# Directions for this task
In the records that follow, show each line where the word "живой" is present.

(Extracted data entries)

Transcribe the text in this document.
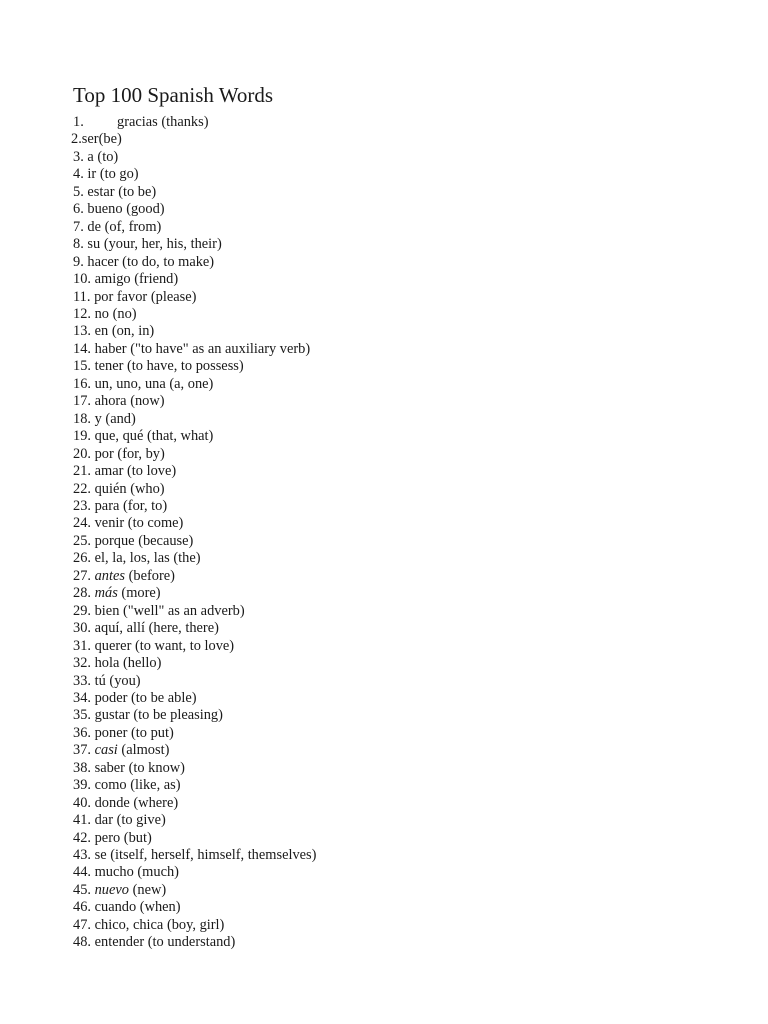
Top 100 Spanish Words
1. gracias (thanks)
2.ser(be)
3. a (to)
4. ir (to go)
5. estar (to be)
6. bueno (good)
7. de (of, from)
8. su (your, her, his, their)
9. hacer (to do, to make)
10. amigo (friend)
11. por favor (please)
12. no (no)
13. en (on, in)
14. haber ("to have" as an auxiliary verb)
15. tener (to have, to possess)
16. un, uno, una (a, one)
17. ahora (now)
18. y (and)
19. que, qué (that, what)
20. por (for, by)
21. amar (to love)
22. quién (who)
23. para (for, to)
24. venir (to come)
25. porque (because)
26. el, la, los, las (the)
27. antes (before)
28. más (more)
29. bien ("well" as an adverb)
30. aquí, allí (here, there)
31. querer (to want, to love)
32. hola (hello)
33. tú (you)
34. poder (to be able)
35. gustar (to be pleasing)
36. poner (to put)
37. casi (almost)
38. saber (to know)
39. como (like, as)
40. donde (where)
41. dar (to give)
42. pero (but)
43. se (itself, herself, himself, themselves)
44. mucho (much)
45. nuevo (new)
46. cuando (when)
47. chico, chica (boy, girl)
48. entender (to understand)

* * *

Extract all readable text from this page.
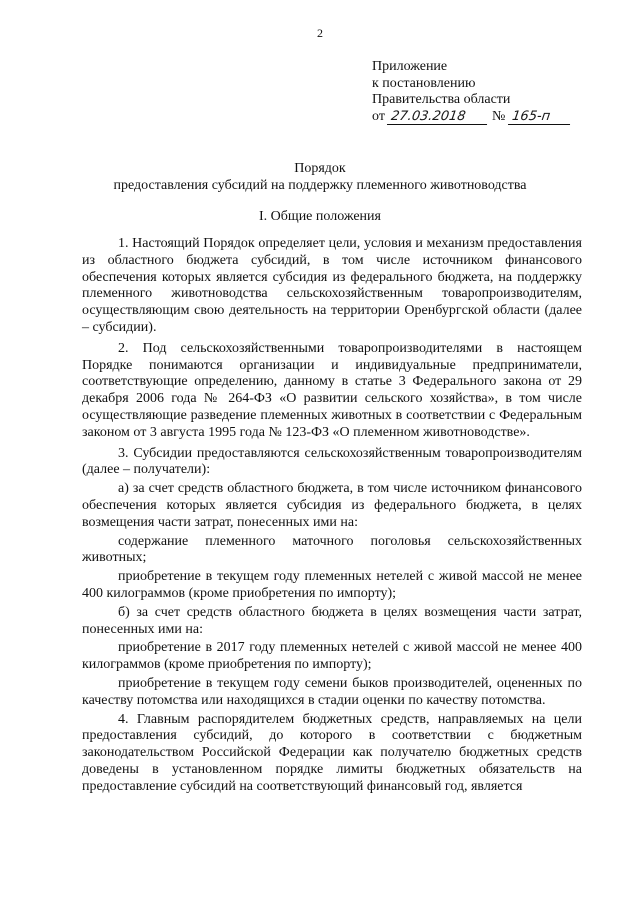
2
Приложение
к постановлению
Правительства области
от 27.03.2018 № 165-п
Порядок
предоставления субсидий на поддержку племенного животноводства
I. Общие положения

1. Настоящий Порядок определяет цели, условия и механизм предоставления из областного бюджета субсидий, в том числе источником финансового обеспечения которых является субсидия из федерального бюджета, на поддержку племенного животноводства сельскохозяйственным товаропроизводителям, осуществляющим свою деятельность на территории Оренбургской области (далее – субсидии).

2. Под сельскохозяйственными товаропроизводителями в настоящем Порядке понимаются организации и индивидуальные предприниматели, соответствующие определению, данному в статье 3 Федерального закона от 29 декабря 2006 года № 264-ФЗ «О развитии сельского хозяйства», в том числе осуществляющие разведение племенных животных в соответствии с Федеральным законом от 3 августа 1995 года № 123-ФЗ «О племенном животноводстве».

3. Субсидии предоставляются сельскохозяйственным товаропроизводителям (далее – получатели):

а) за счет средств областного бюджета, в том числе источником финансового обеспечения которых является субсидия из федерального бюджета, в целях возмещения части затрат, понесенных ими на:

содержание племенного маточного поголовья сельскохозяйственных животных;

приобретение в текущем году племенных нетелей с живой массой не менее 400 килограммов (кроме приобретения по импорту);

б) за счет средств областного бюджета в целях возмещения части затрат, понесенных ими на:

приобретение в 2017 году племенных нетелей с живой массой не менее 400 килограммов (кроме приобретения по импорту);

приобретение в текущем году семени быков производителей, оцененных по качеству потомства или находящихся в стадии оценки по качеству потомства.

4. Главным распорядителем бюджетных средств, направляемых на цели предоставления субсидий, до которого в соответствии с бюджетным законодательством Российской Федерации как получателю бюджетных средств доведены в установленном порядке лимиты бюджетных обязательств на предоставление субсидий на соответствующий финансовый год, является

# Solution to this task
приобретение в текущем году племенных нетелей с живой массой не менее 400 килограммов (кроме приобретения по импорту);
приобретение в 2017 году племенных нетелей с живой массой не менее 400 килограммов (кроме приобретения по импорту);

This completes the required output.